- Instructions for the task: Scan the following material for the string "JSON" and copy each line in which it appears.

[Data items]
— START —

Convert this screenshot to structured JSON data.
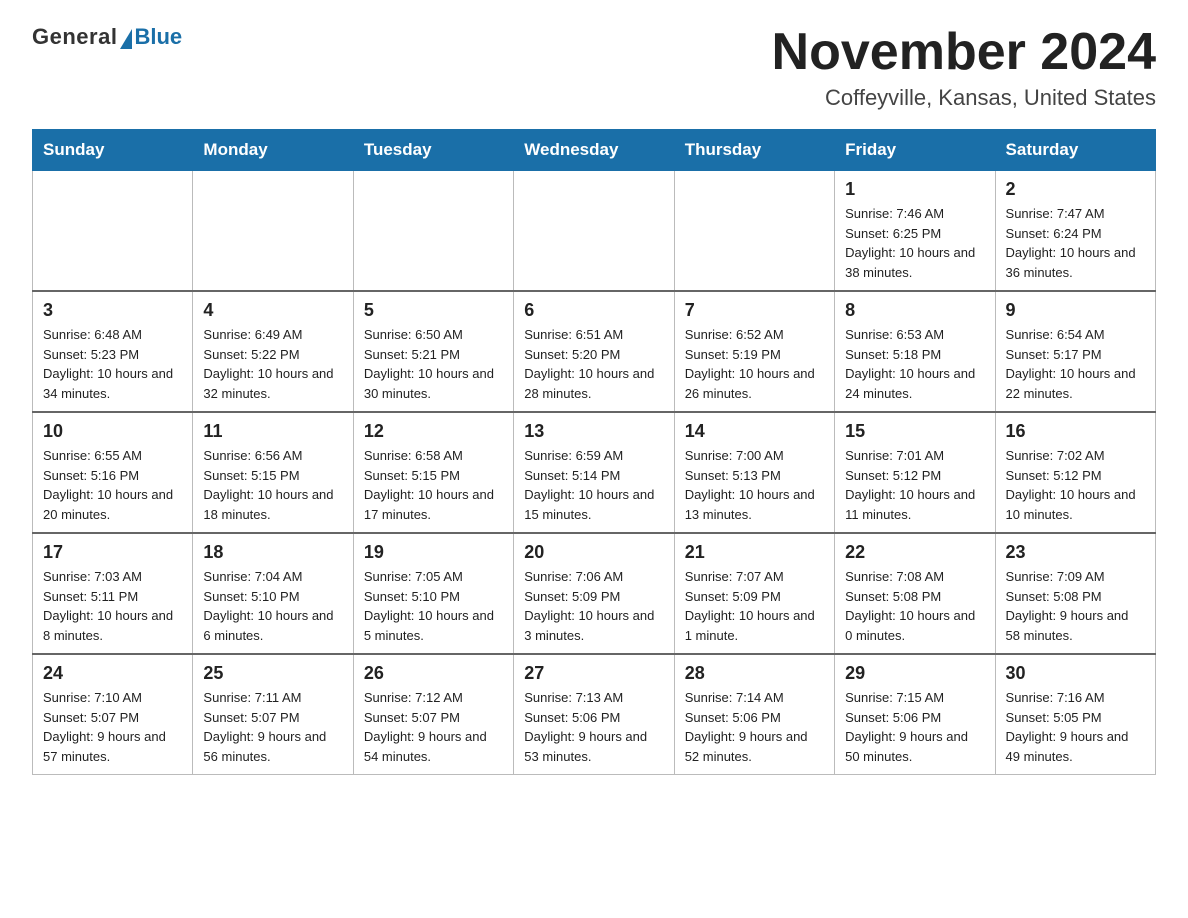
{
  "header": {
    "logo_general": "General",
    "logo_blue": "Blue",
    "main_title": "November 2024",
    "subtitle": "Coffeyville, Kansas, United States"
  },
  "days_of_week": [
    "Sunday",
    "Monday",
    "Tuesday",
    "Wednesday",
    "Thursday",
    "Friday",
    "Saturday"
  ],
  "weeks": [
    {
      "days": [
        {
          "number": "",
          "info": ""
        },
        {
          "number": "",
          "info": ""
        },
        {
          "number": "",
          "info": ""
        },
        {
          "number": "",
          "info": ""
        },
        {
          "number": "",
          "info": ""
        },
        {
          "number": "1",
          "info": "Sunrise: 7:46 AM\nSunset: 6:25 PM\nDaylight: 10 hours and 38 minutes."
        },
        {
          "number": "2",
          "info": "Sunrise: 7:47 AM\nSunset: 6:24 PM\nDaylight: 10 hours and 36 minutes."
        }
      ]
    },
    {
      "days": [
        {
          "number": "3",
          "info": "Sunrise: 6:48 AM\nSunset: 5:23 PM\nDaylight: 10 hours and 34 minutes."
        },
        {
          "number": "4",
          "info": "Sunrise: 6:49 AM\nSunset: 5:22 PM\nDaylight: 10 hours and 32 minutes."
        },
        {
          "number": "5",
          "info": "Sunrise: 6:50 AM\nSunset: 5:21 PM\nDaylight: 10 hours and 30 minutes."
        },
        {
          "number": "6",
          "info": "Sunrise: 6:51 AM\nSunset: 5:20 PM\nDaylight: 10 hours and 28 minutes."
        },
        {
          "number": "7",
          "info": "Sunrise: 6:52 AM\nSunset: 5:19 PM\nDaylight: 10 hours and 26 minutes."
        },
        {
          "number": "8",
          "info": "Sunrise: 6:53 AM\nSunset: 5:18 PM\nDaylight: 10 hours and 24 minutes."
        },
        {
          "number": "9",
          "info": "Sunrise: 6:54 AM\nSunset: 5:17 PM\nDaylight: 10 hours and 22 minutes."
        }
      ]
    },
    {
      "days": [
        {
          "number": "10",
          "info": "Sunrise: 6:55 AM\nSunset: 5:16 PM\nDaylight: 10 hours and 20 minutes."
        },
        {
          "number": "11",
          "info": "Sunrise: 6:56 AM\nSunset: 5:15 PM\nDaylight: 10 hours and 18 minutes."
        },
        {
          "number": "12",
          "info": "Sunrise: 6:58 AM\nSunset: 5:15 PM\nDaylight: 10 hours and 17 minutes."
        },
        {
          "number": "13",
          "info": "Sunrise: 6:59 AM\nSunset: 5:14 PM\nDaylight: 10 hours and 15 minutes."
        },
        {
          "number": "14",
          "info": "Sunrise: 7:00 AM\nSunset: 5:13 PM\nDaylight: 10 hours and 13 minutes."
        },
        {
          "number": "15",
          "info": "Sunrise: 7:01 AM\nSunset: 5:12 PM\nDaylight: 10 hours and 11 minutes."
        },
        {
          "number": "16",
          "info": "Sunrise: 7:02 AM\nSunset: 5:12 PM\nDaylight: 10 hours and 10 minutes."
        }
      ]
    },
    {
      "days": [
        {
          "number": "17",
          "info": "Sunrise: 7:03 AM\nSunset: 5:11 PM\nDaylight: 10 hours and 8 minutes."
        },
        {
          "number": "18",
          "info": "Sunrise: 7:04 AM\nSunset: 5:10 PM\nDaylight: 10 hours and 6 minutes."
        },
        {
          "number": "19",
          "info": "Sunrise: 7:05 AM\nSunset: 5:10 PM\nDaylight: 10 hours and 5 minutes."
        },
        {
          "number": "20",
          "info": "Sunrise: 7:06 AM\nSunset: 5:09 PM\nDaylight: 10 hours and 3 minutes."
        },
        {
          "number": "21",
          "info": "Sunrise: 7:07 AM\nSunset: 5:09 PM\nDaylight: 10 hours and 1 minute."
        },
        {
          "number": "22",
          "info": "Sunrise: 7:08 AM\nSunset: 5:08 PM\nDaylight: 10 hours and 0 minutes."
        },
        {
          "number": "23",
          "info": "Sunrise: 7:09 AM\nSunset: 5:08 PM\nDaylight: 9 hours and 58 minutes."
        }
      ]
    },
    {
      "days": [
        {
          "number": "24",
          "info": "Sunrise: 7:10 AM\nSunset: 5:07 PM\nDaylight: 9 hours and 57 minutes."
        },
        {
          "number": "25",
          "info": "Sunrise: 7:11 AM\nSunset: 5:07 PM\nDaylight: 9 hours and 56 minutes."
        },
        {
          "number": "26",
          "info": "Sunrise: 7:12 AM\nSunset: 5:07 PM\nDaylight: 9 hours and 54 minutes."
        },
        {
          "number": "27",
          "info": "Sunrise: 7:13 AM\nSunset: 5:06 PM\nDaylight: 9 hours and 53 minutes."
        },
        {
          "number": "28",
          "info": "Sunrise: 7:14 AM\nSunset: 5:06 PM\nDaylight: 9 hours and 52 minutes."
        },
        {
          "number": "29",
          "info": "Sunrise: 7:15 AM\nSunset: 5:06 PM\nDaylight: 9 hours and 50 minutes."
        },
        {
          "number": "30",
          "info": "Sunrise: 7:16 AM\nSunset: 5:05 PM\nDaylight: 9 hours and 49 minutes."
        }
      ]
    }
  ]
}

— END —
— START —

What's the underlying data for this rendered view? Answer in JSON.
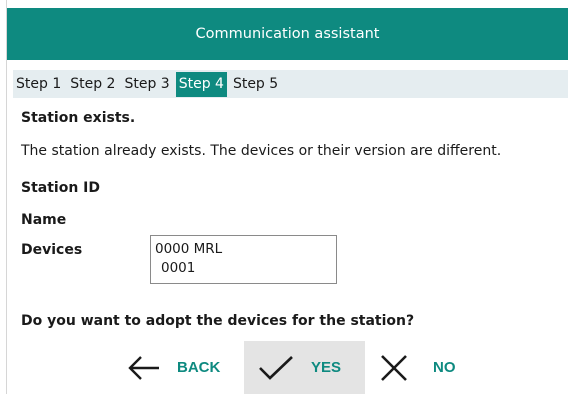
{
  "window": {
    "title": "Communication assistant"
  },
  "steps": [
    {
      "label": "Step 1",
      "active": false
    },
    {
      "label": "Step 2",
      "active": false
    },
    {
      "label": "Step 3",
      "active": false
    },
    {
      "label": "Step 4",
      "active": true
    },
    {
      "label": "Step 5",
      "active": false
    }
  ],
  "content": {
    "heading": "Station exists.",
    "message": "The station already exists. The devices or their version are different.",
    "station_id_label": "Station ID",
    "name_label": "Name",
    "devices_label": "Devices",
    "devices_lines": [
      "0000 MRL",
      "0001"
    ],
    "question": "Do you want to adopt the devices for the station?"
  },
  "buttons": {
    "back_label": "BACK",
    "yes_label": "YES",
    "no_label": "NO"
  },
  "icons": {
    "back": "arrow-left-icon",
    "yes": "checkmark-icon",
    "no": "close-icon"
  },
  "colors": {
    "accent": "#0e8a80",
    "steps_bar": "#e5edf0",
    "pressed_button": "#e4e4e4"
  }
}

— END —

- Task output:
Convert this screenshot to structured JSON data.
What's the underlying data for this rendered view? Answer in JSON.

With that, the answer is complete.